## Your goal
Restate the records in their entirety, word for word.

## Data for the task
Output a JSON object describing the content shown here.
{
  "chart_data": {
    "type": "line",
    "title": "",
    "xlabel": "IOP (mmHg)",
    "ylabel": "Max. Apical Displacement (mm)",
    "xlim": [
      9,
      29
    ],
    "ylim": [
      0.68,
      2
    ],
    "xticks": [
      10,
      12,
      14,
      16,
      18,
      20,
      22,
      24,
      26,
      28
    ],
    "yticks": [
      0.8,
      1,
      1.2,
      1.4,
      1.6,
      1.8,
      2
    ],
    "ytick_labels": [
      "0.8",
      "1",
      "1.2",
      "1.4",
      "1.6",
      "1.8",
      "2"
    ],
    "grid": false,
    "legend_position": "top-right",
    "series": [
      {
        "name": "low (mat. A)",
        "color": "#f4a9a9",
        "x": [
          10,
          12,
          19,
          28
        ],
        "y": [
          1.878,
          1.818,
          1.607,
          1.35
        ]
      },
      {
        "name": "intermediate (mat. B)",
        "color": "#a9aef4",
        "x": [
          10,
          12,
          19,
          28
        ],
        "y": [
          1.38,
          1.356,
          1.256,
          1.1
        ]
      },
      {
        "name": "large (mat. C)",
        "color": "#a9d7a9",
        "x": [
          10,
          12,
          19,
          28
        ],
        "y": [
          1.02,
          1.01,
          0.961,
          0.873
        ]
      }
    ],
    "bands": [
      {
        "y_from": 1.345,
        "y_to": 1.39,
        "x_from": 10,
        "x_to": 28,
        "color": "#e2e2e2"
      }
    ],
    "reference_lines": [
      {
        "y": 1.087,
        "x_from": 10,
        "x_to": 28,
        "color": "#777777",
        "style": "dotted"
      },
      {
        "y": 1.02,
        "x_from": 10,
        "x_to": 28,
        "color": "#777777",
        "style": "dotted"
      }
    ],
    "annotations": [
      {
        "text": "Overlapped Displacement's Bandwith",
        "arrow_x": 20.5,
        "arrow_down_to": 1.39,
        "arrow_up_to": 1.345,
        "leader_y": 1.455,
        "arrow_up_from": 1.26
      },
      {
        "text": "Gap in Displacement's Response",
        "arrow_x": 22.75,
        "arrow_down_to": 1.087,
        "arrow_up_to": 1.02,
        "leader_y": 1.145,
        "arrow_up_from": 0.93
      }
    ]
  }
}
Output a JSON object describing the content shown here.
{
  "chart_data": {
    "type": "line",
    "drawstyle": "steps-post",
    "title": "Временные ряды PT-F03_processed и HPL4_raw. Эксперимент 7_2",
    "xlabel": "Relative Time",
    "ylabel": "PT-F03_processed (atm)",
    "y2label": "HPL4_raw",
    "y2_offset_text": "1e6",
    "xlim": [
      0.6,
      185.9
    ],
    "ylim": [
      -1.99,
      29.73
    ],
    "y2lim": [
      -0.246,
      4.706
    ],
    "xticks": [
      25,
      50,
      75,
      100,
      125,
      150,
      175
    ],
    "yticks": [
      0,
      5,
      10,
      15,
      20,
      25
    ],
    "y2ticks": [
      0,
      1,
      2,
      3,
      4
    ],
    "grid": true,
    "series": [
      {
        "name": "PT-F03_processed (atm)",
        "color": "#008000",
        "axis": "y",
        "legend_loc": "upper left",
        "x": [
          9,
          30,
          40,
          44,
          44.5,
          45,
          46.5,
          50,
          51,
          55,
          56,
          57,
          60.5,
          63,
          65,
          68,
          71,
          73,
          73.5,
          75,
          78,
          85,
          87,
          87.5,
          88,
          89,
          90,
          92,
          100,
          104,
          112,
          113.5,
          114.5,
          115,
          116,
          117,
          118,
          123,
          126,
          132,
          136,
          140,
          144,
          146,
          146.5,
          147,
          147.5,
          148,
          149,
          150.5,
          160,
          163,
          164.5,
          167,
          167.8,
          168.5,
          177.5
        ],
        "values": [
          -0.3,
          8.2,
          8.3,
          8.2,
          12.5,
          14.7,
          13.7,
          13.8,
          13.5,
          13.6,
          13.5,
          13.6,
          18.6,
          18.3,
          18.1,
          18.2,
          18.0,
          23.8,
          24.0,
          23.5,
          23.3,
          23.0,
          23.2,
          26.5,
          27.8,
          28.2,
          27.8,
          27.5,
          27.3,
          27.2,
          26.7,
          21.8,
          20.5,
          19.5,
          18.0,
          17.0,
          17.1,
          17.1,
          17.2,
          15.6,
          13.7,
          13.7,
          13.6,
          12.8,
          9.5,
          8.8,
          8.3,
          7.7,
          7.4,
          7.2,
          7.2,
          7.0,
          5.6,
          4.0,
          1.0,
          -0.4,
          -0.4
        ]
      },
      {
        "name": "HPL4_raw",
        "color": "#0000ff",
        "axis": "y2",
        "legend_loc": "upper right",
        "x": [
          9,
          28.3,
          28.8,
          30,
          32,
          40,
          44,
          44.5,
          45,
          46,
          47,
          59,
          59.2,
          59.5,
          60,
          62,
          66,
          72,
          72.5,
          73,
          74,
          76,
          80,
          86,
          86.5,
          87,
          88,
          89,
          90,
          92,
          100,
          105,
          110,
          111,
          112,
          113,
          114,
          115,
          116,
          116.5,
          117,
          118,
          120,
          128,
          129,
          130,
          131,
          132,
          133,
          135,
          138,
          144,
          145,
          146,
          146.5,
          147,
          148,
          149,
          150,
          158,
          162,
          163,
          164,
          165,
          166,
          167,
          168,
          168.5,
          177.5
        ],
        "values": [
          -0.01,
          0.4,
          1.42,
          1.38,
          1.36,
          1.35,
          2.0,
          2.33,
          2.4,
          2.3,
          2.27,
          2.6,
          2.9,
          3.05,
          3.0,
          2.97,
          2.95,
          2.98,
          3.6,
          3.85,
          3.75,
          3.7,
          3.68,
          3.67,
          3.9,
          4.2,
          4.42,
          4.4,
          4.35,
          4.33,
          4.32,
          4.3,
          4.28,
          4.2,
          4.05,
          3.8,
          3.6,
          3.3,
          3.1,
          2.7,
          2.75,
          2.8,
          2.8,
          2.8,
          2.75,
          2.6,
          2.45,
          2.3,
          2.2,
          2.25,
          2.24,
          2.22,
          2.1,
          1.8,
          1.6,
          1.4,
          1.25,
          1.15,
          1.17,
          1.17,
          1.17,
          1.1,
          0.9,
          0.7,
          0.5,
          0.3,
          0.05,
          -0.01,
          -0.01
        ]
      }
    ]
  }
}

## In response
Output a JSON object describing the content shown here.
{
  "chart_data": {
    "type": "line",
    "title": "",
    "xlabel": "IOP (mmHg)",
    "ylabel": "Max. Apical Displacement (mm)",
    "xlim": [
      9,
      29
    ],
    "ylim": [
      0.68,
      2
    ],
    "xticks": [
      10,
      12,
      14,
      16,
      18,
      20,
      22,
      24,
      26,
      28
    ],
    "yticks": [
      0.8,
      1,
      1.2,
      1.4,
      1.6,
      1.8,
      2
    ],
    "ytick_labels": [
      "0.8",
      "1",
      "1.2",
      "1.4",
      "1.6",
      "1.8",
      "2"
    ],
    "grid": false,
    "legend_position": "top-right",
    "series": [
      {
        "name": "low (mat. A)",
        "color": "#f4a9a9",
        "x": [
          10,
          12,
          19,
          28
        ],
        "y": [
          1.878,
          1.818,
          1.607,
          1.35
        ]
      },
      {
        "name": "intermediate (mat. B)",
        "color": "#a9aef4",
        "x": [
          10,
          12,
          19,
          28
        ],
        "y": [
          1.38,
          1.356,
          1.256,
          1.1
        ]
      },
      {
        "name": "large (mat. C)",
        "color": "#a9d7a9",
        "x": [
          10,
          12,
          19,
          28
        ],
        "y": [
          1.02,
          1.01,
          0.961,
          0.873
        ]
      }
    ],
    "bands": [
      {
        "y_from": 1.345,
        "y_to": 1.39,
        "x_from": 10,
        "x_to": 28,
        "color": "#e2e2e2"
      }
    ],
    "reference_lines": [
      {
        "y": 1.087,
        "x_from": 10,
        "x_to": 28,
        "color": "#777777",
        "style": "dotted"
      },
      {
        "y": 1.02,
        "x_from": 10,
        "x_to": 28,
        "color": "#777777",
        "style": "dotted"
      }
    ],
    "annotations": [
      {
        "text": "Overlapped Displacement's Bandwith",
        "arrow_x": 20.5,
        "arrow_down_to": 1.39,
        "arrow_up_to": 1.345,
        "leader_y": 1.455,
        "arrow_up_from": 1.26
      },
      {
        "text": "Gap in Displacement's Response",
        "arrow_x": 22.75,
        "arrow_down_to": 1.087,
        "arrow_up_to": 1.02,
        "leader_y": 1.145,
        "arrow_up_from": 0.93
      }
    ]
  }
}
Output a JSON object describing the content shown here.
{
  "chart_data": {
    "type": "line",
    "drawstyle": "steps-post",
    "title": "Временные ряды PT-F03_processed и HPL4_raw. Эксперимент 7_2",
    "xlabel": "Relative Time",
    "ylabel": "PT-F03_processed (atm)",
    "y2label": "HPL4_raw",
    "y2_offset_text": "1e6",
    "xlim": [
      0.6,
      185.9
    ],
    "ylim": [
      -1.99,
      29.73
    ],
    "y2lim": [
      -0.246,
      4.706
    ],
    "xticks": [
      25,
      50,
      75,
      100,
      125,
      150,
      175
    ],
    "yticks": [
      0,
      5,
      10,
      15,
      20,
      25
    ],
    "y2ticks": [
      0,
      1,
      2,
      3,
      4
    ],
    "grid": true,
    "series": [
      {
        "name": "PT-F03_processed (atm)",
        "color": "#008000",
        "axis": "y",
        "legend_loc": "upper left",
        "x": [
          9,
          30,
          40,
          44,
          44.5,
          45,
          46.5,
          50,
          51,
          55,
          56,
          57,
          60.5,
          63,
          65,
          68,
          71,
          73,
          73.5,
          75,
          78,
          85,
          87,
          87.5,
          88,
          89,
          90,
          92,
          100,
          104,
          112,
          113.5,
          114.5,
          115,
          116,
          117,
          118,
          123,
          126,
          132,
          136,
          140,
          144,
          146,
          146.5,
          147,
          147.5,
          148,
          149,
          150.5,
          160,
          163,
          164.5,
          167,
          167.8,
          168.5,
          177.5
        ],
        "values": [
          -0.3,
          8.2,
          8.3,
          8.2,
          12.5,
          14.7,
          13.7,
          13.8,
          13.5,
          13.6,
          13.5,
          13.6,
          18.6,
          18.3,
          18.1,
          18.2,
          18.0,
          23.8,
          24.0,
          23.5,
          23.3,
          23.0,
          23.2,
          26.5,
          27.8,
          28.2,
          27.8,
          27.5,
          27.3,
          27.2,
          26.7,
          21.8,
          20.5,
          19.5,
          18.0,
          17.0,
          17.1,
          17.1,
          17.2,
          15.6,
          13.7,
          13.7,
          13.6,
          12.8,
          9.5,
          8.8,
          8.3,
          7.7,
          7.4,
          7.2,
          7.2,
          7.0,
          5.6,
          4.0,
          1.0,
          -0.4,
          -0.4
        ]
      },
      {
        "name": "HPL4_raw",
        "color": "#0000ff",
        "axis": "y2",
        "legend_loc": "upper right",
        "x": [
          9,
          28.3,
          28.8,
          30,
          32,
          40,
          44,
          44.5,
          45,
          46,
          47,
          59,
          59.2,
          59.5,
          60,
          62,
          66,
          72,
          72.5,
          73,
          74,
          76,
          80,
          86,
          86.5,
          87,
          88,
          89,
          90,
          92,
          100,
          105,
          110,
          111,
          112,
          113,
          114,
          115,
          116,
          116.5,
          117,
          118,
          120,
          128,
          129,
          130,
          131,
          132,
          133,
          135,
          138,
          144,
          145,
          146,
          146.5,
          147,
          148,
          149,
          150,
          158,
          162,
          163,
          164,
          165,
          166,
          167,
          168,
          168.5,
          177.5
        ],
        "values": [
          -0.01,
          0.4,
          1.42,
          1.38,
          1.36,
          1.35,
          2.0,
          2.33,
          2.4,
          2.3,
          2.27,
          2.6,
          2.9,
          3.05,
          3.0,
          2.97,
          2.95,
          2.98,
          3.6,
          3.85,
          3.75,
          3.7,
          3.68,
          3.67,
          3.9,
          4.2,
          4.42,
          4.4,
          4.35,
          4.33,
          4.32,
          4.3,
          4.28,
          4.2,
          4.05,
          3.8,
          3.6,
          3.3,
          3.1,
          2.7,
          2.75,
          2.8,
          2.8,
          2.8,
          2.75,
          2.6,
          2.45,
          2.3,
          2.2,
          2.25,
          2.24,
          2.22,
          2.1,
          1.8,
          1.6,
          1.4,
          1.25,
          1.15,
          1.17,
          1.17,
          1.17,
          1.1,
          0.9,
          0.7,
          0.5,
          0.3,
          0.05,
          -0.01,
          -0.01
        ]
      }
    ]
  }
}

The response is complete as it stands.